• [WHAT YOU WILL DO] Copy out all lines that carry the word "เวลา".
--- RECORDS TO PROCESS ---
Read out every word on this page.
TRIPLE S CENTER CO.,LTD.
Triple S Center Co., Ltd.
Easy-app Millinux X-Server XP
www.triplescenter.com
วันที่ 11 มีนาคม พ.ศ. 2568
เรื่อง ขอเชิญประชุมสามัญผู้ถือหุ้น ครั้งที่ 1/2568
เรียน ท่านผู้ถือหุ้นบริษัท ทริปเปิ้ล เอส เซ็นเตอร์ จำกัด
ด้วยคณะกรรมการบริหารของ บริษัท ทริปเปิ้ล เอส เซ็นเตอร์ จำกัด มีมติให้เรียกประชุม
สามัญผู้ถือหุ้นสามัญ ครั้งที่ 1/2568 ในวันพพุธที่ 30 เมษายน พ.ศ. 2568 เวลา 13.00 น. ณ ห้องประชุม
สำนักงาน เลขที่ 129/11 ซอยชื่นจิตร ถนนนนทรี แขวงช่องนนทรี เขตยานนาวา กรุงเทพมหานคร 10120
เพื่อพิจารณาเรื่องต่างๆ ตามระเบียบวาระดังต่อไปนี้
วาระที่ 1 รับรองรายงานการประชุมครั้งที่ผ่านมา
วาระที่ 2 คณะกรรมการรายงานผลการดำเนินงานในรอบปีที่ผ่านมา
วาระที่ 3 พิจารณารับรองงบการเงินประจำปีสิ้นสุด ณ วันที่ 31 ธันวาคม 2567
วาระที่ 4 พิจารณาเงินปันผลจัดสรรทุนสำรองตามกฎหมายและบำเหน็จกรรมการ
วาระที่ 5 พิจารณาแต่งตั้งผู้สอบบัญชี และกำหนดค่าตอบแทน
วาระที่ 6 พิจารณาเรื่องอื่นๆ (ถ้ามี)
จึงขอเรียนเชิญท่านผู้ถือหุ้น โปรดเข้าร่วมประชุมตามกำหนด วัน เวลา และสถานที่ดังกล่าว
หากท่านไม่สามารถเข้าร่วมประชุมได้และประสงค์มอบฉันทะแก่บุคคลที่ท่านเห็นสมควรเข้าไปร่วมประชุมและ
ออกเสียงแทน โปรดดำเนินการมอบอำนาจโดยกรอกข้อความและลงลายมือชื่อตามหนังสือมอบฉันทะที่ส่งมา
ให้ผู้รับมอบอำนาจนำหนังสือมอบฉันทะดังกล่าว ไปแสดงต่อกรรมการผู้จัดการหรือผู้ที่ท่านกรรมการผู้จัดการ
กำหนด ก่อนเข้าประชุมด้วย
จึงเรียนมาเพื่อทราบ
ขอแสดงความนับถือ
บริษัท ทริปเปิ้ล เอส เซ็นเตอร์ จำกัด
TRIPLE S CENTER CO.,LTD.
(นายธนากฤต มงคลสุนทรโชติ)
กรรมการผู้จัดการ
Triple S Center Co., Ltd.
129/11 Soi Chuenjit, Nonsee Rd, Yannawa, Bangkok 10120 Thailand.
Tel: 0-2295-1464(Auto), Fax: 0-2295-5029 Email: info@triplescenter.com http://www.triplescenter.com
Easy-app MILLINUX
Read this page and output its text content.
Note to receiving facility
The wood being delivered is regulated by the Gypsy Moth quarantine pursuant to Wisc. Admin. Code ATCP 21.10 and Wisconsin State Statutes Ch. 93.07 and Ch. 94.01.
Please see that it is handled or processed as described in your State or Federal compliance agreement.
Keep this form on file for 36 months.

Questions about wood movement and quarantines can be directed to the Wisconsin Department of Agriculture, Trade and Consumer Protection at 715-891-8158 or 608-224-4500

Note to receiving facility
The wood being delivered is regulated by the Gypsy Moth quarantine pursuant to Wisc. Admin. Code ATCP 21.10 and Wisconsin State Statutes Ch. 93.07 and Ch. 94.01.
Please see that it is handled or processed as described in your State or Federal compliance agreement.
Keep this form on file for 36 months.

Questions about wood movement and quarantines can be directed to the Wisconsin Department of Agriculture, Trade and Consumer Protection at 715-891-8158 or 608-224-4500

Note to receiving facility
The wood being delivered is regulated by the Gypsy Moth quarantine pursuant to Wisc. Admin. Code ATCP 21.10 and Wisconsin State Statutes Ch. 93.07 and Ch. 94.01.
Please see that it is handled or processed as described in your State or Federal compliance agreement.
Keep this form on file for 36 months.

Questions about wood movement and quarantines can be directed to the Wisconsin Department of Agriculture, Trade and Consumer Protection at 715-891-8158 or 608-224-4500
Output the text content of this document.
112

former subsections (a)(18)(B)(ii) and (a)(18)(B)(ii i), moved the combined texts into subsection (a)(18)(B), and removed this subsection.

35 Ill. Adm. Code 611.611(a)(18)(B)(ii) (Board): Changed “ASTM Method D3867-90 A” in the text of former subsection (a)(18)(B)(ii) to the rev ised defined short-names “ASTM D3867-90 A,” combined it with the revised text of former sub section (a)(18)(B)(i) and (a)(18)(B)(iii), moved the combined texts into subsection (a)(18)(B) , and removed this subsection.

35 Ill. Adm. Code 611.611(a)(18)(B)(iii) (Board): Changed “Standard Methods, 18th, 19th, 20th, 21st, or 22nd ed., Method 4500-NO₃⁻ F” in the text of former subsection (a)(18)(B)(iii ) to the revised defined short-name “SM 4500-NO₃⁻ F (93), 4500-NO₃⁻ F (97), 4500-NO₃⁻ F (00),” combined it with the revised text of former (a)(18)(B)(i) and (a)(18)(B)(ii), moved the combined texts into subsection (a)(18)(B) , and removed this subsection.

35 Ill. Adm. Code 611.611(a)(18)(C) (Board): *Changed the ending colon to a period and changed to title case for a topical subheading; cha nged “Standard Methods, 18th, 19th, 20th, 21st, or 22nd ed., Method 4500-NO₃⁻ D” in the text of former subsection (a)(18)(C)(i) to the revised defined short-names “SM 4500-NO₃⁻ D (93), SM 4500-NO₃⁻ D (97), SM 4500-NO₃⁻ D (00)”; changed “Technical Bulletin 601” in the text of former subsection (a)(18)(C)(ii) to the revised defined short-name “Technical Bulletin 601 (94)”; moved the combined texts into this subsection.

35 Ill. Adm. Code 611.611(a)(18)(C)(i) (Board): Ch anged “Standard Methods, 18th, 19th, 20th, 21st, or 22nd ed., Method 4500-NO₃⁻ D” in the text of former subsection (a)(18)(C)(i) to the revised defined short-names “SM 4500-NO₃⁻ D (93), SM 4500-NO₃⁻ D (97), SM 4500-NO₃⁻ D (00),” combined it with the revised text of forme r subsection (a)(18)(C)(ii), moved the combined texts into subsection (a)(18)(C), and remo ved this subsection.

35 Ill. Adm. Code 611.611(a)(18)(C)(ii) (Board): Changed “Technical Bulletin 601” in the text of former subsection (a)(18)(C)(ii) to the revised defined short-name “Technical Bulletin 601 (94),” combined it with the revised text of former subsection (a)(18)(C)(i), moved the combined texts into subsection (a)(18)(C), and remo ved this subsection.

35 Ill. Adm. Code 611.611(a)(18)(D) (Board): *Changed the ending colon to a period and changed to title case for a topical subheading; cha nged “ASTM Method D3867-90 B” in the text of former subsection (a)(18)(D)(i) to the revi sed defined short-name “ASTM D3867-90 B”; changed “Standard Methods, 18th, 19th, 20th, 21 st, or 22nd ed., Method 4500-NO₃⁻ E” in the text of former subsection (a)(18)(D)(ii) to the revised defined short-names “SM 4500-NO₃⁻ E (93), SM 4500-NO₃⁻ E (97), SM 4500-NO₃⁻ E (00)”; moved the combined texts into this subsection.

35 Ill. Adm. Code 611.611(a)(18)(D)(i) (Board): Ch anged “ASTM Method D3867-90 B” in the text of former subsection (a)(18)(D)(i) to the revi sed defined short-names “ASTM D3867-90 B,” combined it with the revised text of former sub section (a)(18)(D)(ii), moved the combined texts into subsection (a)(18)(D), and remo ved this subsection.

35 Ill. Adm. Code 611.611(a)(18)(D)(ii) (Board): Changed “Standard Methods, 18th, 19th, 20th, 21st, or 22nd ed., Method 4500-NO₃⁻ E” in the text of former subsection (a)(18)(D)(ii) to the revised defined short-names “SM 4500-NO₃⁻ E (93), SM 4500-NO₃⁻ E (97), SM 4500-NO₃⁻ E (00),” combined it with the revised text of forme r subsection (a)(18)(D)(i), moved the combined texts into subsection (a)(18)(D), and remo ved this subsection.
---
• [SOLUTION TO THIS TASK]
สามัญผู้ถือหุ้นสามัญ ครั้งที่ 1/2568 ในวันพพุธที่ 30 เมษายน พ.ศ. 2568 เวลา 13.00 น. ณ ห้องประชุม
จึงขอเรียนเชิญท่านผู้ถือหุ้น โปรดเข้าร่วมประชุมตามกำหนด วัน เวลา และสถานที่ดังกล่าว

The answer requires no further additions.